Written instruction: Each entry in the listing below should be restated word for word.

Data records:
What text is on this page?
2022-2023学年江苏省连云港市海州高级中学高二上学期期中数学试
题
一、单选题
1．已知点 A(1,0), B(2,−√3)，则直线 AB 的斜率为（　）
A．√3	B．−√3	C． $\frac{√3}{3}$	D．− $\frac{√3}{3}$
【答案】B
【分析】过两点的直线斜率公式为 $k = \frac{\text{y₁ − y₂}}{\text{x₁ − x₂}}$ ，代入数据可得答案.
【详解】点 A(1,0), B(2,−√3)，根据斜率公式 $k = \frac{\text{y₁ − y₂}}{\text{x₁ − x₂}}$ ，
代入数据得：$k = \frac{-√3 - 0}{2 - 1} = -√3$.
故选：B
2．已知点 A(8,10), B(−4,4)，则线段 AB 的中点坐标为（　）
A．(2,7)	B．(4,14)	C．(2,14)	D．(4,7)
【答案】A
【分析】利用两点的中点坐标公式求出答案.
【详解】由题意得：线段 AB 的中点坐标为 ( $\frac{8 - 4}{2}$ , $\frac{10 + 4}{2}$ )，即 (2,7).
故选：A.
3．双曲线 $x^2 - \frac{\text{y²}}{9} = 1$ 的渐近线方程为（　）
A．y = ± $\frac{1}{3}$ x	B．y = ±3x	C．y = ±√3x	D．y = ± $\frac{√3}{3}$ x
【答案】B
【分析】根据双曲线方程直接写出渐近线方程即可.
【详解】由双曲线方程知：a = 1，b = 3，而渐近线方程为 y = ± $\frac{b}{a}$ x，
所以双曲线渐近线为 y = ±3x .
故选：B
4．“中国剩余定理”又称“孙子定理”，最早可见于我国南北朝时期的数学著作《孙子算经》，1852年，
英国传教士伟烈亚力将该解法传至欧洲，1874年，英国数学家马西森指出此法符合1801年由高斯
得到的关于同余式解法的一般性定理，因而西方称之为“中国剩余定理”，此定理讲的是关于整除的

Final result:
What text is on this page?
2022-2023学年江苏省连云港市海州高级中学高二上学期期中数学试
题
一、单选题
1．已知点 A(1,0), B(2,−√3)，则直线 AB 的斜率为（　）
A．√3	B．−√3	C． $\frac{√3}{3}$	D．− $\frac{√3}{3}$
【答案】B
【分析】过两点的直线斜率公式为 $k = \frac{\text{y₁ − y₂}}{\text{x₁ − x₂}}$ ，代入数据可得答案.
【详解】点 A(1,0), B(2,−√3)，根据斜率公式 $k = \frac{\text{y₁ − y₂}}{\text{x₁ − x₂}}$ ，
代入数据得：$k = \frac{-√3 - 0}{2 - 1} = -√3$.
故选：B
2．已知点 A(8,10), B(−4,4)，则线段 AB 的中点坐标为（　）
A．(2,7)	B．(4,14)	C．(2,14)	D．(4,7)
【答案】A
【分析】利用两点的中点坐标公式求出答案.
【详解】由题意得：线段 AB 的中点坐标为 ( $\frac{8 - 4}{2}$ , $\frac{10 + 4}{2}$ )，即 (2,7).
故选：A.
3．双曲线 $x^2 - \frac{\text{y²}}{9} = 1$ 的渐近线方程为（　）
A．y = ± $\frac{1}{3}$ x	B．y = ±3x	C．y = ±√3x	D．y = ± $\frac{√3}{3}$ x
【答案】B
【分析】根据双曲线方程直接写出渐近线方程即可.
【详解】由双曲线方程知：a = 1，b = 3，而渐近线方程为 y = ± $\frac{b}{a}$ x，
所以双曲线渐近线为 y = ±3x .
故选：B
4．“中国剩余定理”又称“孙子定理”，最早可见于我国南北朝时期的数学著作《孙子算经》，1852年，
英国传教士伟烈亚力将该解法传至欧洲，1874年，英国数学家马西森指出此法符合1801年由高斯
得到的关于同余式解法的一般性定理，因而西方称之为“中国剩余定理”，此定理讲的是关于整除的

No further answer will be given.